Consegna A: Ricopia per intero il testo di partenza sui film usciti dal 2016 in poi.
···
Sunday 30 September 2018

film recenti, diciamo usciti dal 2016 in poi n.3

Due settimane dalla prima visione di CMBYN, e ancora mi risuona nella testa. Ma ho scoperto che non sono sola. C'è addirittura un libro che raccoglie le opinioni di gente che è stata toccata da quel film. Quindi la follia è generalizzata e mi sento meno matta. Per consolarmi, mi sto cercando di guardare la filmografia di Timothee Chalamet che, beh, lasciamolo dire a  Jennifer Lawrence.

Hot summer nights (2017)
A parte TimmyT il film è un po' una cagata in termini di trama, ma piacevole da guardare per la regia, il montaggio e, se si vuole, il twist finale. La storia si svolge nell'arco di un'estate in una località balneare vicino Boston, dove Daniel (TC) decide di iniziare a vendere maria. Direi che il messaggio è che la droga fa male. Il cast è composto da tutta una serie di giovani attori emergenti ed è piacevole vederli recitare adesso, prima che inizino a fare film a alto badget e allora la loro recitazione sarà secondaria alle scenografie e effetti speciale. Sarà che ho passato gli ultimi anni a guardare blockbusters e non n'ho più, ma il cinema indie è al top della mia classifica attuale, come dimostreranno tutte le pellicole del 2016 che ho scelto.


Miss Stevens (2016)
···
Consegna B: Disponi in una tabella Markdown, con le colonne "Numero" e "Riga", le righe dell'elenco dall'inizio fino a quella che contiene "y-tick-label: Lionfish concern", inclusa, omettendo le righe vuote.
···
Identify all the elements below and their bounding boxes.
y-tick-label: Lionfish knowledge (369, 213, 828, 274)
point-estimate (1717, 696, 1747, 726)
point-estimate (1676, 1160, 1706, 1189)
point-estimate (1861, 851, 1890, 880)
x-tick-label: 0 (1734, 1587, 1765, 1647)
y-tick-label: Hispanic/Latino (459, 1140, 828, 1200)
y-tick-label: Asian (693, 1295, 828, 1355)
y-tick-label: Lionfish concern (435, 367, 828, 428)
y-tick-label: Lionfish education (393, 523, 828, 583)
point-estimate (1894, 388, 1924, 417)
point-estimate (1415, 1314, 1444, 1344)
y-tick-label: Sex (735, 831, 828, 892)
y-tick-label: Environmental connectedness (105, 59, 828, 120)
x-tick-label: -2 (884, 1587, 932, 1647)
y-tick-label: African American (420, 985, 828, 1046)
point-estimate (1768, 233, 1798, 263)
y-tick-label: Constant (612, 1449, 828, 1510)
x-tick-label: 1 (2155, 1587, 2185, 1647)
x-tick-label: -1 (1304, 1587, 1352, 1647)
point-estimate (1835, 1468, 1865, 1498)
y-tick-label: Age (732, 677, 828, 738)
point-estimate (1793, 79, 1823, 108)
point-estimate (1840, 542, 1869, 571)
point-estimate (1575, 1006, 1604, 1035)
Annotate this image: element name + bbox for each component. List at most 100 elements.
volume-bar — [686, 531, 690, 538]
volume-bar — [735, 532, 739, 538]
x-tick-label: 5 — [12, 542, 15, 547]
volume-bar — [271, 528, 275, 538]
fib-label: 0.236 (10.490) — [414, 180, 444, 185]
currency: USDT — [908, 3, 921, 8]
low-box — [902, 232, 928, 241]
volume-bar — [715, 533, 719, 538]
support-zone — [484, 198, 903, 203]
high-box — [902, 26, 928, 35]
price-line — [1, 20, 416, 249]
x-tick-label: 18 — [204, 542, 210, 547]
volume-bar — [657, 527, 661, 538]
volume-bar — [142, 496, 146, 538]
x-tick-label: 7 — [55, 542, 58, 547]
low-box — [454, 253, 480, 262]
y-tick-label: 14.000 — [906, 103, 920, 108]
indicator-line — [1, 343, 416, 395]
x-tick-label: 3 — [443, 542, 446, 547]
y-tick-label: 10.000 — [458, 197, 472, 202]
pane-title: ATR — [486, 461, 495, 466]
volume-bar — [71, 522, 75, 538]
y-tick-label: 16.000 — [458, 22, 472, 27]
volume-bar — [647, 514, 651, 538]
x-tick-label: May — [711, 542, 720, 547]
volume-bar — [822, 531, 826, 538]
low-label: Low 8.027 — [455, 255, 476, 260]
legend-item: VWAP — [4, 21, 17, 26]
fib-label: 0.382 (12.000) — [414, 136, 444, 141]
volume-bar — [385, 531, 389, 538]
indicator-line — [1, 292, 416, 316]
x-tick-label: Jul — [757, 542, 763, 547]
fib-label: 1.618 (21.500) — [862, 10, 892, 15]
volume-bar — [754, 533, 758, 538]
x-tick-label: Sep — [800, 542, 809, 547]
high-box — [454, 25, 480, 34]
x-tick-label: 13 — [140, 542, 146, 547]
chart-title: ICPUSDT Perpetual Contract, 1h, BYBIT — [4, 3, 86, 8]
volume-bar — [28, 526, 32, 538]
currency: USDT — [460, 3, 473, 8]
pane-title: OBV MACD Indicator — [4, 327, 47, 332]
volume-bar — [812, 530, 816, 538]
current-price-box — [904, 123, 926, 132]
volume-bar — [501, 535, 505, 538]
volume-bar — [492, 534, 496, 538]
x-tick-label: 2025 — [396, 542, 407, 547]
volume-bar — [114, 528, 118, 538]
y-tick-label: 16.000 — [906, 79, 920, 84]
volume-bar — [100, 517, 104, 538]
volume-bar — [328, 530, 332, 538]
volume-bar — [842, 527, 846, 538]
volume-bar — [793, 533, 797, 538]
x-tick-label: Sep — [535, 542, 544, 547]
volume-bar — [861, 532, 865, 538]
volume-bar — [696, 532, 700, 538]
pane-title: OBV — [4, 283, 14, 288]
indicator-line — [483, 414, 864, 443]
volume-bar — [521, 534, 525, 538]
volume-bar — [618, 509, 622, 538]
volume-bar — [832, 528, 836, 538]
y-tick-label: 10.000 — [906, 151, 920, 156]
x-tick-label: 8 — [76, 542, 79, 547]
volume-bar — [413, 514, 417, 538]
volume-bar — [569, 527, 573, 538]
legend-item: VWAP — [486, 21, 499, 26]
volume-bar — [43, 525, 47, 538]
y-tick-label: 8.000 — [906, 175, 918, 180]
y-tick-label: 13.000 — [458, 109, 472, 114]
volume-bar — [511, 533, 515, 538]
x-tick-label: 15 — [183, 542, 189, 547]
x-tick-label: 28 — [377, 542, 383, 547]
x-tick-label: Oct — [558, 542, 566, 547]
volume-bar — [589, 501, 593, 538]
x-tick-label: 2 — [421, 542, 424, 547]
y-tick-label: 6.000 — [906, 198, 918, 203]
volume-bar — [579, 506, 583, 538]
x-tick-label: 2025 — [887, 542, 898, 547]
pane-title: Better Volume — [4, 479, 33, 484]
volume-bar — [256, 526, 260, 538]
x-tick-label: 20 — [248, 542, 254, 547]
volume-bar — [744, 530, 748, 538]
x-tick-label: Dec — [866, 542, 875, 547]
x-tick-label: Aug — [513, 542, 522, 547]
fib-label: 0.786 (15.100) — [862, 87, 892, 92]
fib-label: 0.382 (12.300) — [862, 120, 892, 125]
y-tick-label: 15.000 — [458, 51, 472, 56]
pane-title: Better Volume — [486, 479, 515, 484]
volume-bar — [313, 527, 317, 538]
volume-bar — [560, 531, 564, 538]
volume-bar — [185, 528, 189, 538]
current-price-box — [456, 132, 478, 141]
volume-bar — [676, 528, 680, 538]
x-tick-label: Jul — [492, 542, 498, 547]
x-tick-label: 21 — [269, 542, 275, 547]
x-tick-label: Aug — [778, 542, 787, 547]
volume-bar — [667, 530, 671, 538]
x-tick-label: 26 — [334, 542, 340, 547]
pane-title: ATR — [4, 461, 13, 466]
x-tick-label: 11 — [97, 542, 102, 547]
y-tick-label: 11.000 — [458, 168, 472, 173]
···
Risultato A:
Sunday 30 September 2018

film recenti, diciamo usciti dal 2016 in poi n.3

Due settimane dalla prima visione di CMBYN, e ancora mi risuona nella testa. Ma ho scoperto che non sono sola. C'è addirittura un libro che raccoglie le opinioni di gente che è stata toccata da quel film. Quindi la follia è generalizzata e mi sento meno matta. Per consolarmi, mi sto cercando di guardare la filmografia di Timothee Chalamet che, beh, lasciamolo dire a  Jennifer Lawrence.

Hot summer nights (2017)
A parte TimmyT il film è un po' una cagata in termini di trama, ma piacevole da guardare per la regia, il montaggio e, se si vuole, il twist finale. La storia si svolge nell'arco di un'estate in una località balneare vicino Boston, dove Daniel (TC) decide di iniziare a vendere maria. Direi che il messaggio è che la droga fa male. Il cast è composto da tutta una serie di giovani attori emergenti ed è piacevole vederli recitare adesso, prima che inizino a fare film a alto badget e allora la loro recitazione sarà secondaria alle scenografie e effetti speciale. Sarà che ho passato gli ultimi anni a guardare blockbusters e non n'ho più, ma il cinema indie è al top della mia classifica attuale, come dimostreranno tutte le pellicole del 2016 che ho scelto.


Miss Stevens (2016)

Risultato B:
| Numero | Riga |
|---|---|
| 1 | Identify all the elements below and their bounding boxes. |
| 2 | y-tick-label: Lionfish knowledge (369, 213, 828, 274) |
| 3 | point-estimate (1717, 696, 1747, 726) |
| 4 | point-estimate (1676, 1160, 1706, 1189) |
| 5 | point-estimate (1861, 851, 1890, 880) |
| 6 | x-tick-label: 0 (1734, 1587, 1765, 1647) |
| 7 | y-tick-label: Hispanic/Latino (459, 1140, 828, 1200) |
| 8 | y-tick-label: Asian (693, 1295, 828, 1355) |
| 9 | y-tick-label: Lionfish concern (435, 367, 828, 428) |